▸ **TASK INPUTS**:
▬▬▬▬▬▬

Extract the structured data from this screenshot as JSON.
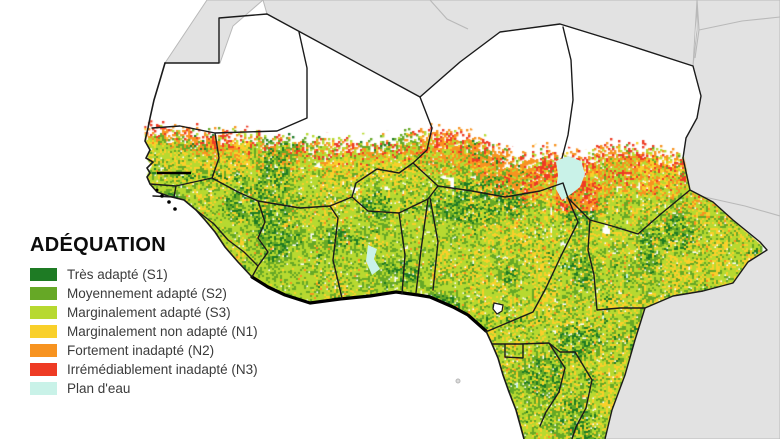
{
  "legend": {
    "title": "ADÉQUATION",
    "items": [
      {
        "key": "s1",
        "label": "Très adapté (S1)",
        "color": "#1e7b24"
      },
      {
        "key": "s2",
        "label": "Moyennement adapté (S2)",
        "color": "#66a826"
      },
      {
        "key": "s3",
        "label": "Marginalement adapté (S3)",
        "color": "#b7d930"
      },
      {
        "key": "n1",
        "label": "Marginalement non adapté (N1)",
        "color": "#f9d02a"
      },
      {
        "key": "n2",
        "label": "Fortement inadapté (N2)",
        "color": "#f79320"
      },
      {
        "key": "n3",
        "label": "Irrémédiablement inadapté (N3)",
        "color": "#ee3b24"
      },
      {
        "key": "water",
        "label": "Plan d'eau",
        "color": "#c9f2e8"
      }
    ]
  },
  "map": {
    "colors": {
      "ocean": "#ffffff",
      "no_data_land": "#ffffff",
      "background_country_fill": "#e2e2e2",
      "background_country_border": "#b9b9b9",
      "mapped_country_border": "#1b1b1b",
      "coastline": "#000000",
      "lake": "#c9f2e8"
    }
  }
}
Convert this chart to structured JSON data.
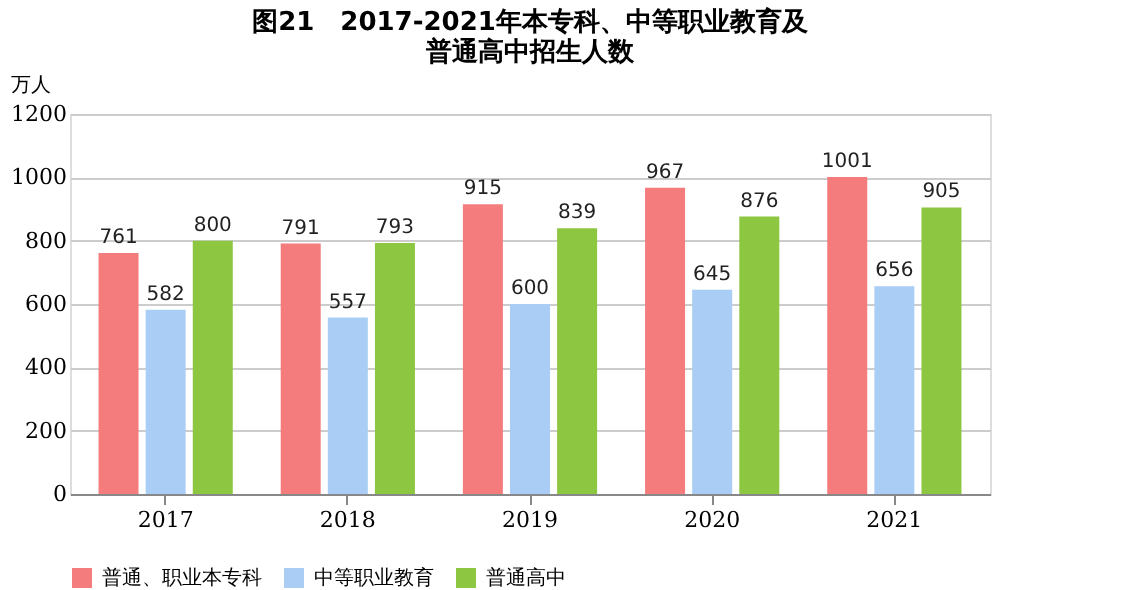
{
  "chart_data": {
    "type": "bar",
    "title": "图21　2017-2021年本专科、中等职业教育及普通高中招生人数",
    "ylabel": "万人",
    "categories": [
      "2017",
      "2018",
      "2019",
      "2020",
      "2021"
    ],
    "series": [
      {
        "name": "普通、职业本专科",
        "color": "#f47c7c",
        "values": [
          761,
          791,
          915,
          967,
          1001
        ]
      },
      {
        "name": "中等职业教育",
        "color": "#a9cdf4",
        "values": [
          582,
          557,
          600,
          645,
          656
        ]
      },
      {
        "name": "普通高中",
        "color": "#8dc641",
        "values": [
          800,
          793,
          839,
          876,
          905
        ]
      }
    ],
    "ylim": [
      0,
      1200
    ],
    "yticks": [
      0,
      200,
      400,
      600,
      800,
      1000,
      1200
    ],
    "grid": "y",
    "legend": "bottom",
    "data_labels": true
  }
}
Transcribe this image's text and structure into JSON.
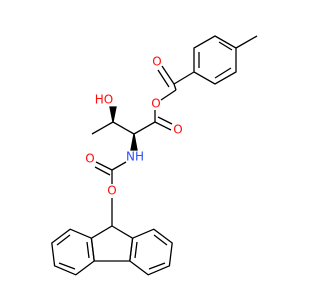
{
  "atoms": [
    {
      "label": "O"
    },
    {
      "label": "O"
    },
    {
      "label": "O"
    },
    {
      "label": "HO"
    },
    {
      "label": "NH"
    },
    {
      "label": "O"
    },
    {
      "label": "O"
    }
  ]
}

▬▬▬▬▬▬

▸ **GOAL**: Write the records above out again exactly, with no pictures in your copy.

▸ **WRITTEN REPLY**:
Extract the structured data from this screenshot as JSON.
{
  "legend": {
    "title": "ADÉQUATION",
    "items": [
      {
        "key": "s1",
        "label": "Très adapté (S1)",
        "color": "#1e7b24"
      },
      {
        "key": "s2",
        "label": "Moyennement adapté (S2)",
        "color": "#66a826"
      },
      {
        "key": "s3",
        "label": "Marginalement adapté (S3)",
        "color": "#b7d930"
      },
      {
        "key": "n1",
        "label": "Marginalement non adapté (N1)",
        "color": "#f9d02a"
      },
      {
        "key": "n2",
        "label": "Fortement inadapté (N2)",
        "color": "#f79320"
      },
      {
        "key": "n3",
        "label": "Irrémédiablement inadapté (N3)",
        "color": "#ee3b24"
      },
      {
        "key": "water",
        "label": "Plan d'eau",
        "color": "#c9f2e8"
      }
    ]
  },
  "map": {
    "colors": {
      "ocean": "#ffffff",
      "no_data_land": "#ffffff",
      "background_country_fill": "#e2e2e2",
      "background_country_border": "#b9b9b9",
      "mapped_country_border": "#1b1b1b",
      "coastline": "#000000",
      "lake": "#c9f2e8"
    }
  }
}
Convert this chart to structured JSON data.
{
  "chart_data": {
    "type": "bar",
    "title": "图21　2017-2021年本专科、中等职业教育及普通高中招生人数",
    "ylabel": "万人",
    "categories": [
      "2017",
      "2018",
      "2019",
      "2020",
      "2021"
    ],
    "series": [
      {
        "name": "普通、职业本专科",
        "color": "#f47c7c",
        "values": [
          761,
          791,
          915,
          967,
          1001
        ]
      },
      {
        "name": "中等职业教育",
        "color": "#a9cdf4",
        "values": [
          582,
          557,
          600,
          645,
          656
        ]
      },
      {
        "name": "普通高中",
        "color": "#8dc641",
        "values": [
          800,
          793,
          839,
          876,
          905
        ]
      }
    ],
    "ylim": [
      0,
      1200
    ],
    "yticks": [
      0,
      200,
      400,
      600,
      800,
      1000,
      1200
    ],
    "grid": "y",
    "legend": "bottom",
    "data_labels": true
  }
}
Transcribe this image's text and structure into JSON.
{
  "atoms": [
    {
      "label": "O"
    },
    {
      "label": "O"
    },
    {
      "label": "O"
    },
    {
      "label": "HO"
    },
    {
      "label": "NH"
    },
    {
      "label": "O"
    },
    {
      "label": "O"
    }
  ]
}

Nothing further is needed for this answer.